## [Task details]
In your copy, reproduce the entries exactly as they are, minus the images.

Collection entries:
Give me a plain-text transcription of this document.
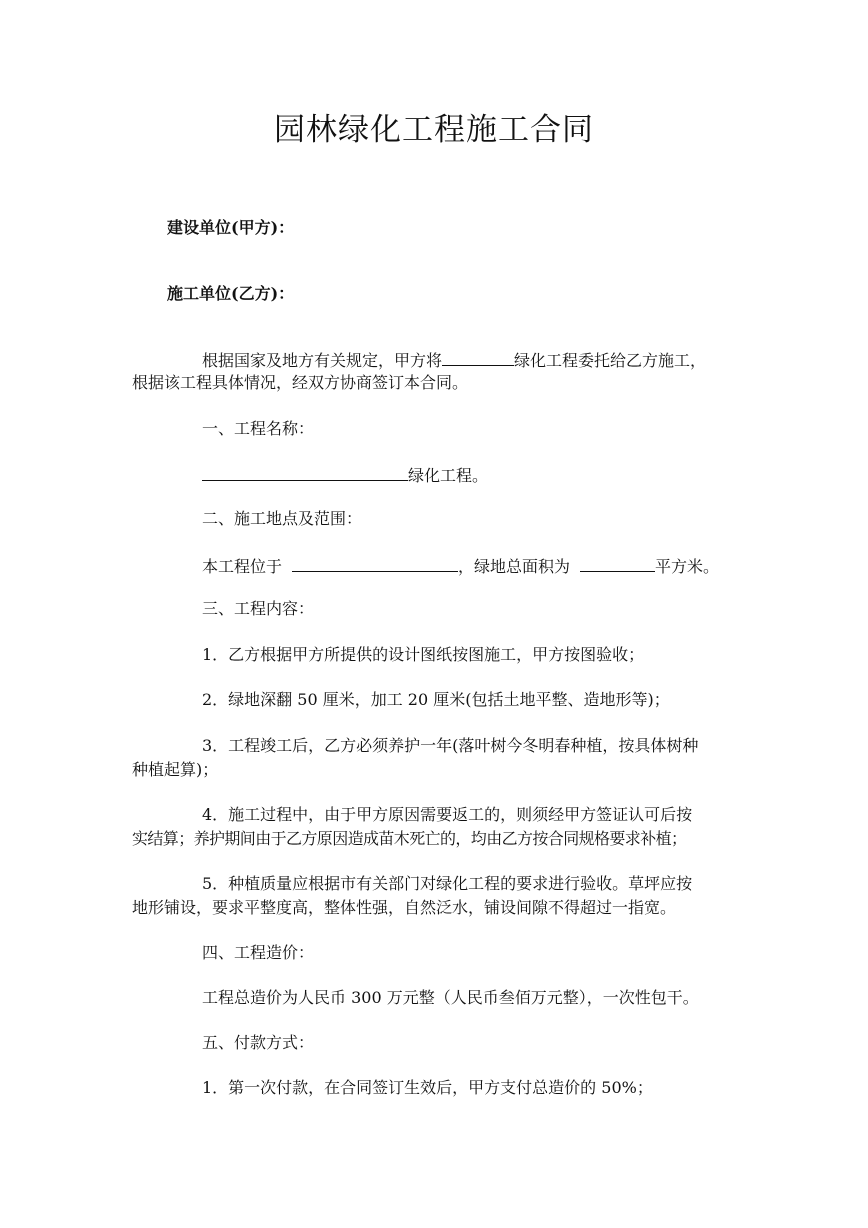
园林绿化工程施工合同
建设单位(甲方)：
施工单位(乙方)：
根据国家及地方有关规定，甲方将	绿化工程委托给乙方施工，
根据该工程具体情况，经双方协商签订本合同。
一、工程名称：
绿化工程。
二、施工地点及范围：
本工程位于	，绿地总面积为	平方米。
三、工程内容：
1．乙方根据甲方所提供的设计图纸按图施工，甲方按图验收；
2．绿地深翻 50 厘米，加工 20 厘米(包括土地平整、造地形等)；
3．工程竣工后，乙方必须养护一年(落叶树今冬明春种植，按具体树种
种植起算)；
4．施工过程中，由于甲方原因需要返工的，则须经甲方签证认可后按
实结算；养护期间由于乙方原因造成苗木死亡的，均由乙方按合同规格要求补植；
5．种植质量应根据市有关部门对绿化工程的要求进行验收。草坪应按
地形铺设，要求平整度高，整体性强，自然泛水，铺设间隙不得超过一指宽。
四、工程造价：
工程总造价为人民币 300 万元整（人民币叁佰万元整），一次性包干。
五、付款方式：
1．第一次付款，在合同签订生效后，甲方支付总造价的 50%；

## [Written response]
Give me a plain-text transcription of this document.
园林绿化工程施工合同
建设单位(甲方)：
施工单位(乙方)：
根据国家及地方有关规定，甲方将	绿化工程委托给乙方施工，
根据该工程具体情况，经双方协商签订本合同。
一、工程名称：
绿化工程。
二、施工地点及范围：
本工程位于	，绿地总面积为	平方米。
三、工程内容：
1．乙方根据甲方所提供的设计图纸按图施工，甲方按图验收；
2．绿地深翻 50 厘米，加工 20 厘米(包括土地平整、造地形等)；
3．工程竣工后，乙方必须养护一年(落叶树今冬明春种植，按具体树种
种植起算)；
4．施工过程中，由于甲方原因需要返工的，则须经甲方签证认可后按
实结算；养护期间由于乙方原因造成苗木死亡的，均由乙方按合同规格要求补植；
5．种植质量应根据市有关部门对绿化工程的要求进行验收。草坪应按
地形铺设，要求平整度高，整体性强，自然泛水，铺设间隙不得超过一指宽。
四、工程造价：
工程总造价为人民币 300 万元整（人民币叁佰万元整），一次性包干。
五、付款方式：
1．第一次付款，在合同签订生效后，甲方支付总造价的 50%；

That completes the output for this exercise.